■ What is required:
In the material below, find every line with "heading" and pull it out.

--- start of Dataset entries ---

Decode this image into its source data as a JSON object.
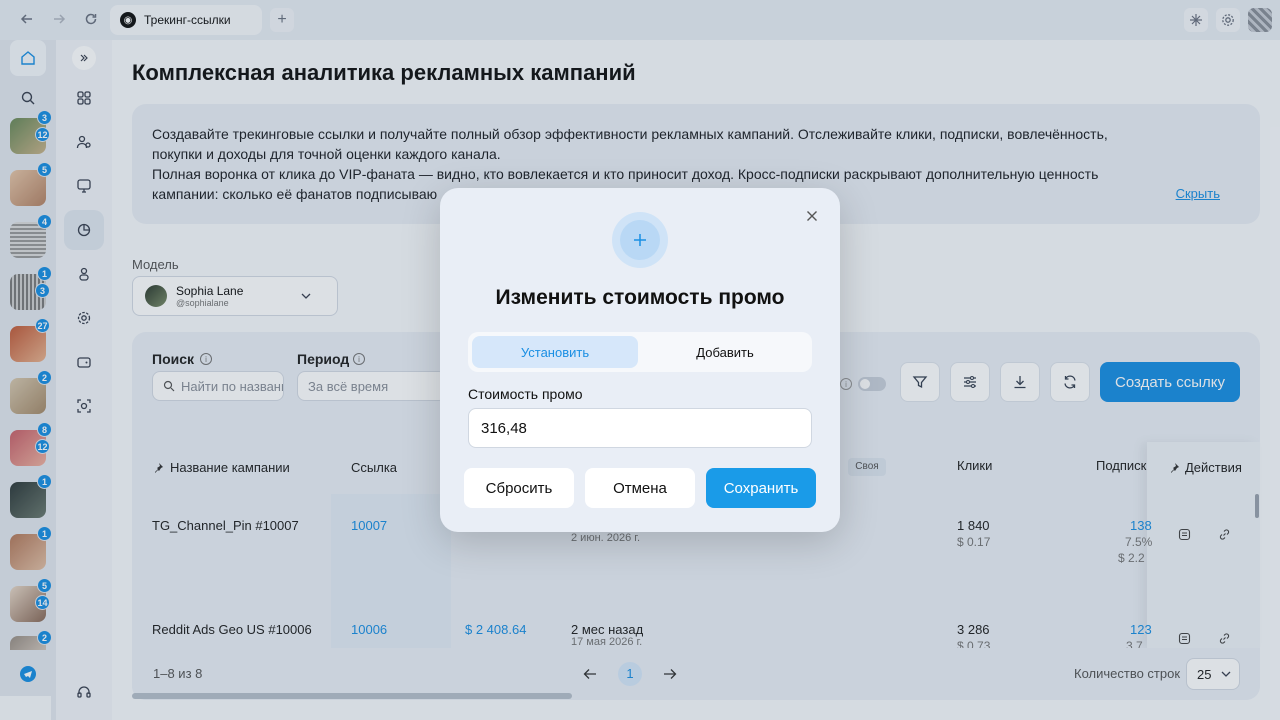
{
  "browser": {
    "tab_title": "Трекинг-ссылки",
    "new_tab": "+"
  },
  "dock": {
    "badges": [
      {
        "a": "3",
        "b": "12"
      },
      {
        "a": "5"
      },
      {
        "a": "4"
      },
      {
        "a": "1",
        "b": "3"
      },
      {
        "a": "27"
      },
      {
        "a": "2"
      },
      {
        "a": "8",
        "b": "12"
      },
      {
        "a": "1"
      },
      {
        "a": "1"
      },
      {
        "a": "5",
        "b": "14"
      },
      {
        "a": "2"
      }
    ]
  },
  "page": {
    "title": "Комплексная аналитика рекламных кампаний",
    "info_lines": [
      "Создавайте трекинговые ссылки и получайте полный обзор эффективности рекламных кампаний. Отслеживайте клики, подписки, вовлечённость,",
      "покупки и доходы для точной оценки каждого канала.",
      "Полная воронка от клика до VIP-фаната — видно, кто вовлекается и кто приносит доход. Кросс-подписки раскрывают дополнительную ценность",
      "кампании: сколько её фанатов подписываю"
    ],
    "hide_link": "Скрыть",
    "model_label": "Модель",
    "model_name": "Sophia Lane",
    "model_handle": "@sophialane"
  },
  "filters": {
    "search_label": "Поиск",
    "search_placeholder": "Найти по названи",
    "period_label": "Период",
    "period_placeholder": "За всё время",
    "create_button": "Создать ссылку"
  },
  "table": {
    "headers": {
      "name": "Название кампании",
      "link": "Ссылка",
      "own": "Своя",
      "clicks": "Клики",
      "subs": "Подписки",
      "actions": "Действия"
    },
    "rows": [
      {
        "name": "TG_Channel_Pin #10007",
        "link": "10007",
        "cost": "",
        "date": "",
        "date_sub": "2 июн. 2026 г.",
        "clicks": "1 840",
        "clicks_sub": "$ 0.17",
        "subs": "138",
        "subs_sub1": "7.5%",
        "subs_sub2": "$ 2.2"
      },
      {
        "name": "Reddit Ads Geo US #10006",
        "link": "10006",
        "cost": "$ 2 408.64",
        "date": "2 мес назад",
        "date_sub": "17 мая 2026 г.",
        "clicks": "3 286",
        "clicks_sub": "$ 0.73",
        "subs": "123",
        "subs_sub1": "3.7",
        "subs_sub2": ""
      }
    ]
  },
  "pagination": {
    "range": "1–8 из 8",
    "page": "1",
    "rows_label": "Количество строк",
    "rows_value": "25"
  },
  "modal": {
    "title": "Изменить стоимость промо",
    "tab_set": "Установить",
    "tab_add": "Добавить",
    "field_label": "Стоимость промо",
    "field_value": "316,48",
    "reset": "Сбросить",
    "cancel": "Отмена",
    "save": "Сохранить"
  },
  "colors": {
    "accent": "#1a8fe3",
    "background": "#f7f9fc"
  }
}
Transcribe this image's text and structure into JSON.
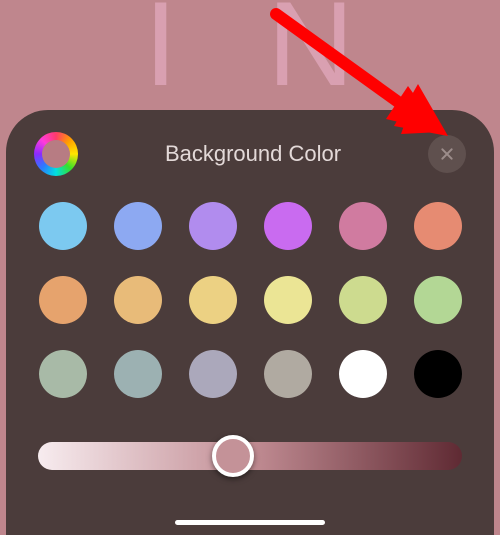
{
  "bg_letters": [
    "I",
    "N"
  ],
  "title": "Background Color",
  "spectrum_inner": "#b77c83",
  "close_icon": "close-icon",
  "swatches": [
    "#7cc9f0",
    "#8da9f2",
    "#b18cee",
    "#c96bf0",
    "#d07ba0",
    "#e68b72",
    "#e6a36d",
    "#e8bb79",
    "#ecd183",
    "#ebe595",
    "#cddb8f",
    "#b3d795",
    "#a8baa7",
    "#9cb1b2",
    "#aba8bb",
    "#b0aaa1",
    "#ffffff",
    "#000000"
  ],
  "slider": {
    "gradient_from": "#f7ecef",
    "gradient_mid": "#c28d94",
    "gradient_to": "#5f2a33",
    "value": 0.46,
    "thumb_color": "#c49298"
  }
}
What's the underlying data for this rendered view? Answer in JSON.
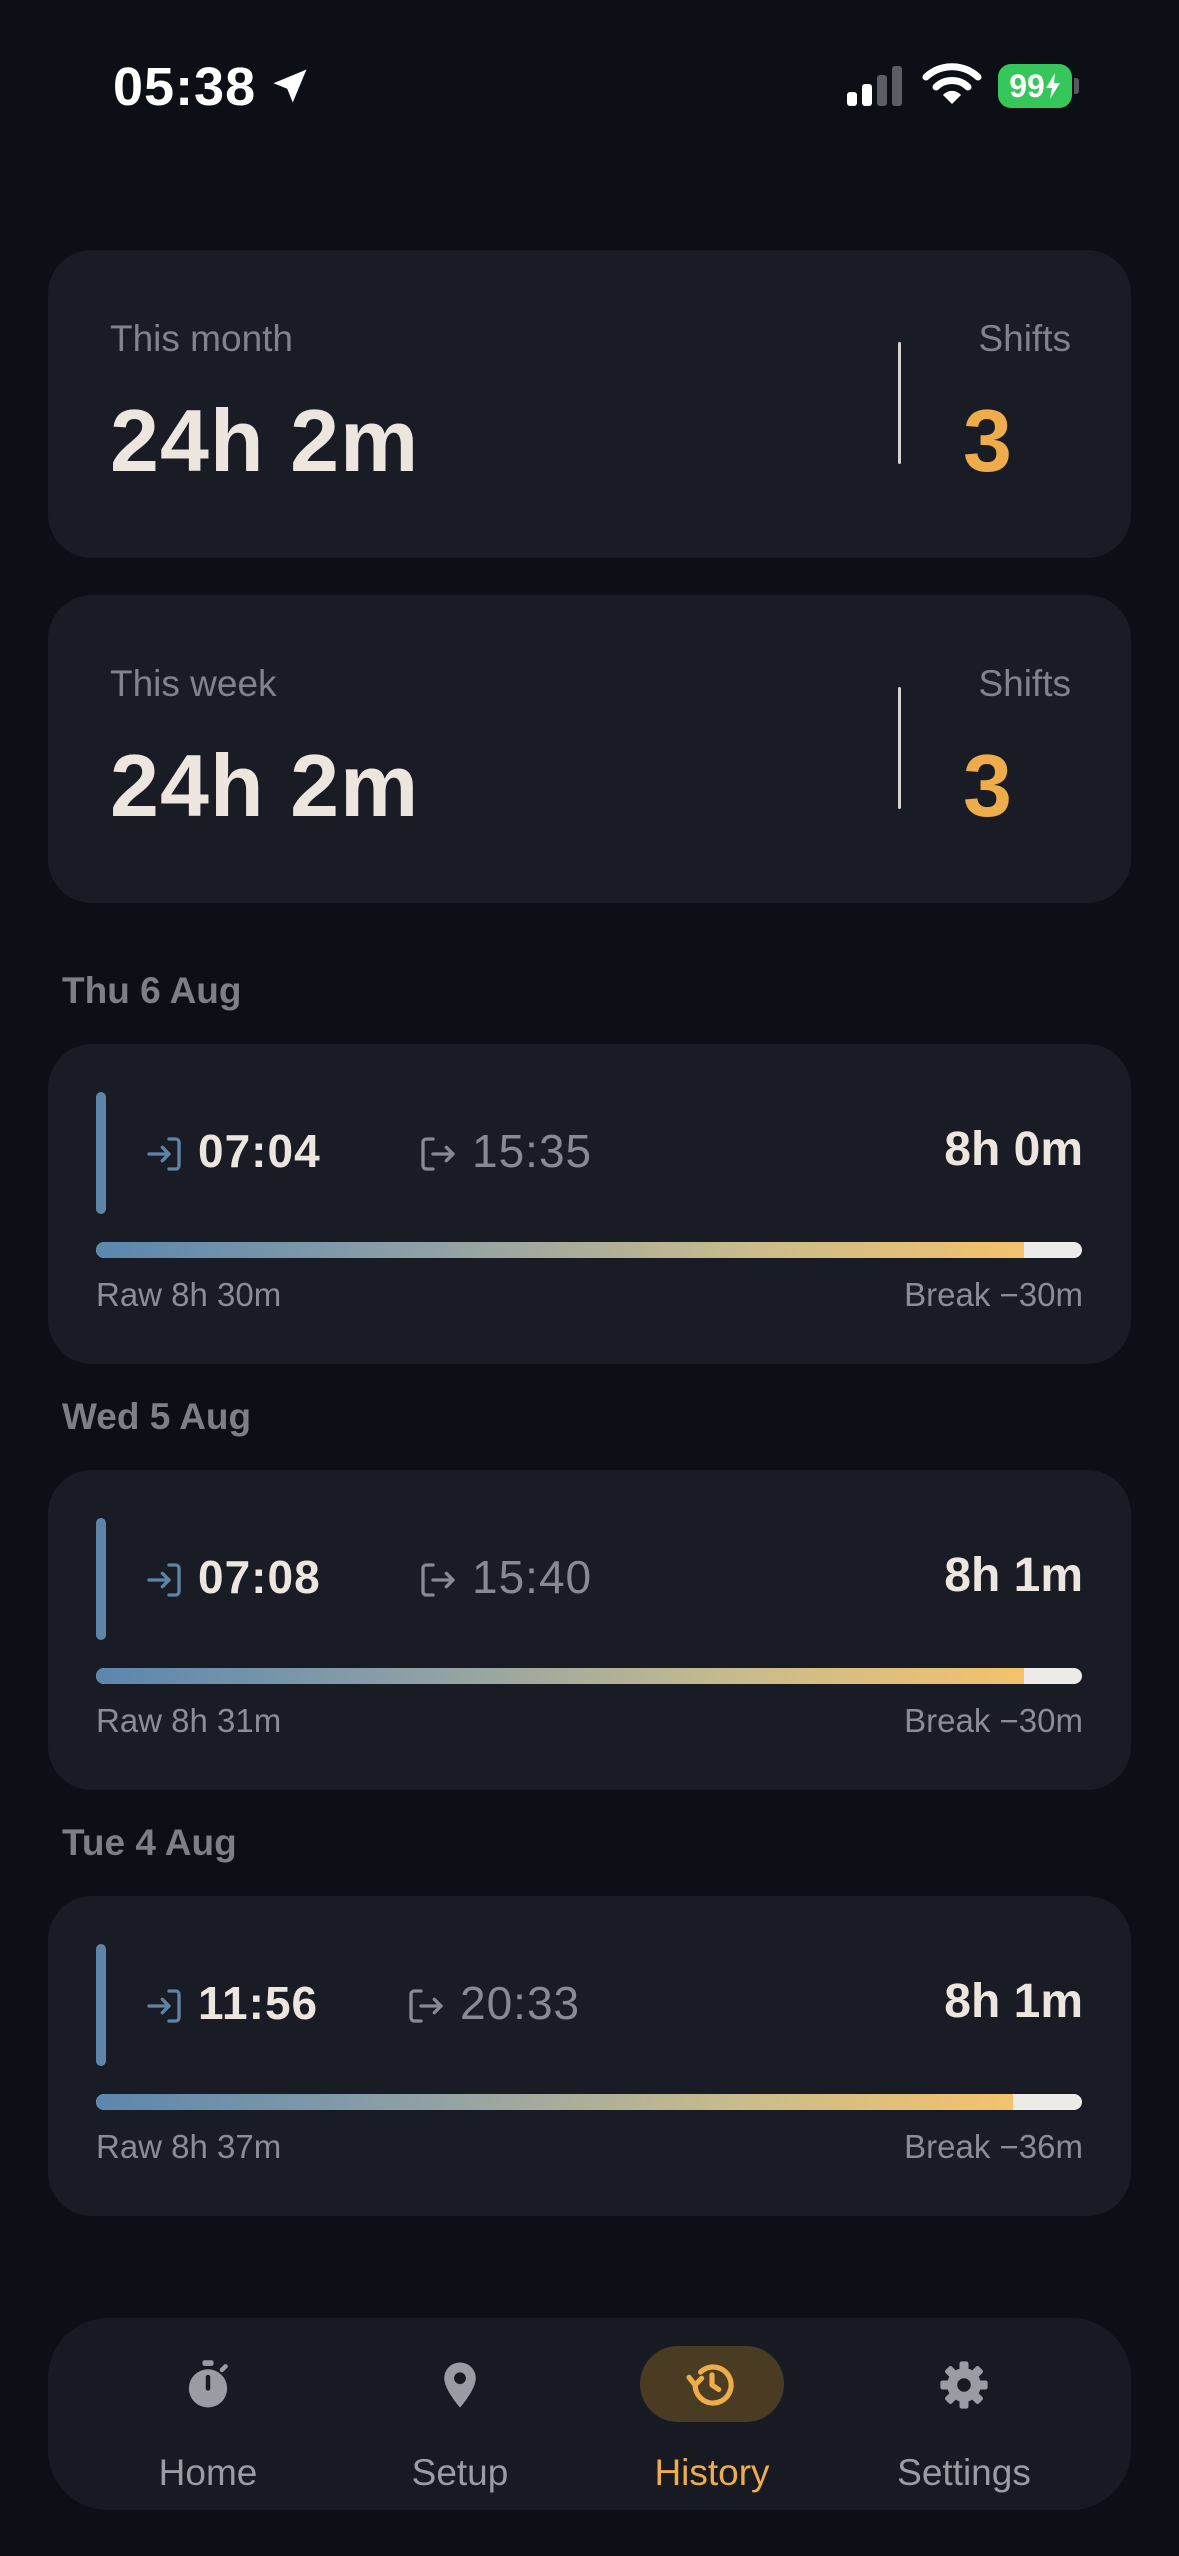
{
  "status_bar": {
    "time": "05:38",
    "battery": "99"
  },
  "summary": [
    {
      "label": "This month",
      "value": "24h 2m",
      "shifts_label": "Shifts",
      "shifts": "3"
    },
    {
      "label": "This week",
      "value": "24h 2m",
      "shifts_label": "Shifts",
      "shifts": "3"
    }
  ],
  "days": [
    {
      "heading": "Thu 6 Aug",
      "in": "07:04",
      "out": "15:35",
      "net": "8h 0m",
      "raw": "Raw 8h 30m",
      "break": "Break −30m",
      "work_fraction": 0.941
    },
    {
      "heading": "Wed 5 Aug",
      "in": "07:08",
      "out": "15:40",
      "net": "8h 1m",
      "raw": "Raw 8h 31m",
      "break": "Break −30m",
      "work_fraction": 0.941
    },
    {
      "heading": "Tue 4 Aug",
      "in": "11:56",
      "out": "20:33",
      "net": "8h 1m",
      "raw": "Raw 8h 37m",
      "break": "Break −36m",
      "work_fraction": 0.93
    }
  ],
  "nav": [
    {
      "label": "Home",
      "icon": "stopwatch-icon",
      "active": false
    },
    {
      "label": "Setup",
      "icon": "map-pin-icon",
      "active": false
    },
    {
      "label": "History",
      "icon": "history-icon",
      "active": true
    },
    {
      "label": "Settings",
      "icon": "gear-icon",
      "active": false
    }
  ],
  "colors": {
    "accent": "#efac4b",
    "background": "#0c0f15",
    "card": "#191c24",
    "clock_in": "#5e85a8"
  }
}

--- end of Dataset entries ---

■ Output of the exercise:
      "heading": "Thu 6 Aug",
      "heading": "Wed 5 Aug",
      "heading": "Tue 4 Aug",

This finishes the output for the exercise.